STATED TASK ▸
From the listing below, select every line where the word "data" appears.

= = = = = = =

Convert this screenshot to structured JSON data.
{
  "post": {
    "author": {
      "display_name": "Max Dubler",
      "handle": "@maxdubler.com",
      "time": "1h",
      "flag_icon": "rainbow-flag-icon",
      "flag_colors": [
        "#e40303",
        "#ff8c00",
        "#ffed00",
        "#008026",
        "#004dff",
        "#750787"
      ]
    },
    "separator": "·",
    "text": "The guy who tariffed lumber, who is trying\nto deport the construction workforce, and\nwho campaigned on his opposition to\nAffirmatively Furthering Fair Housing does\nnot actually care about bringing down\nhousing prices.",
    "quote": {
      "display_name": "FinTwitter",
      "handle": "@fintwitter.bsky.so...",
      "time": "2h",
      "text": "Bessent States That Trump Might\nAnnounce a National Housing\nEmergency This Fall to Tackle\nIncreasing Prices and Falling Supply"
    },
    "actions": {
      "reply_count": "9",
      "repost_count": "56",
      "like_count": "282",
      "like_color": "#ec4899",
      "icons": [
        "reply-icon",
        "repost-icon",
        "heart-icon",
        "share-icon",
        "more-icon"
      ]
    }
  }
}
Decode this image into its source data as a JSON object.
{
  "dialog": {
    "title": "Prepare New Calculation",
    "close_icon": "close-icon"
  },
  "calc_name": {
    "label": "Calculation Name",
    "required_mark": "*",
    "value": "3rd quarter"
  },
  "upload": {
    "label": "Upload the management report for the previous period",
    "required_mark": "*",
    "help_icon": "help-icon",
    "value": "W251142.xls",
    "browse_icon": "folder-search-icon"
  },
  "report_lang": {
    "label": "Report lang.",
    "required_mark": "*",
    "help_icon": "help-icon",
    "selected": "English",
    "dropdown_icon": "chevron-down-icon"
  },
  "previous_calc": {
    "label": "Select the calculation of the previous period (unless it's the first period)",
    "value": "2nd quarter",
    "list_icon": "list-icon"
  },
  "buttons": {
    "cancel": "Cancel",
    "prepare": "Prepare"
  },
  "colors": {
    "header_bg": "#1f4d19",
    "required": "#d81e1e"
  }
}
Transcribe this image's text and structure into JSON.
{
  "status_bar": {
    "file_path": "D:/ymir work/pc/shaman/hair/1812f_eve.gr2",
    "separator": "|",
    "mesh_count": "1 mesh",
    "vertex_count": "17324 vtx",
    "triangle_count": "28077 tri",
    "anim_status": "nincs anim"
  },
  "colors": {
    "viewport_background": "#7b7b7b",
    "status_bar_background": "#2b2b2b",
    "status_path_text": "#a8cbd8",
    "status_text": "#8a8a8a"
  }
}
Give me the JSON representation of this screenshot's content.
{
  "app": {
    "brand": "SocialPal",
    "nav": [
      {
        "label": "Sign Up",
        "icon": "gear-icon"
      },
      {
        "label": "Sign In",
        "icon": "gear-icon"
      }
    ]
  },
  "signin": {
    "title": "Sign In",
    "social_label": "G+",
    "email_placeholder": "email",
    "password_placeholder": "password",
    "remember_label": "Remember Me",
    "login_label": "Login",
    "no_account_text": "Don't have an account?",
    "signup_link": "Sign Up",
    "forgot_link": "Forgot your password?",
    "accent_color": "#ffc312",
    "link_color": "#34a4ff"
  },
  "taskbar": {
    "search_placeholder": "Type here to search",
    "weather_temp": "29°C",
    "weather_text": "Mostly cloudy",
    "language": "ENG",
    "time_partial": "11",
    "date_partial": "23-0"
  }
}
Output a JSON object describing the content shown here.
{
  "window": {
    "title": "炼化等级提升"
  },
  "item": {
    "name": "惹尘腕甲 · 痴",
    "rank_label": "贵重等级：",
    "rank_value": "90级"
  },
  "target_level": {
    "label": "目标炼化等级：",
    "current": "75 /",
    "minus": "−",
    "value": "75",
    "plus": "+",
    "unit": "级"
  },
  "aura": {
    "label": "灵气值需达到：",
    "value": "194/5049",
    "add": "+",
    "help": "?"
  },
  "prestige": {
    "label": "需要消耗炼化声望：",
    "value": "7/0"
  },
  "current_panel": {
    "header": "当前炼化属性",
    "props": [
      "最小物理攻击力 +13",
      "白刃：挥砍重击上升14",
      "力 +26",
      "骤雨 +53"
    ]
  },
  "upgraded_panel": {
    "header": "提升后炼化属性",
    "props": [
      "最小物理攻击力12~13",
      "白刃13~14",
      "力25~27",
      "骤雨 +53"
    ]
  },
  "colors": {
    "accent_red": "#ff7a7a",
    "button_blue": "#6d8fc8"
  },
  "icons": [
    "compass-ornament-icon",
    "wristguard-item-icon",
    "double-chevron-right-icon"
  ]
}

= = = = = = =

RESULT OF THIS EXERCISE ▸
Convert this screenshot to structured JSON data.
Decode this image into its source data as a JSON object.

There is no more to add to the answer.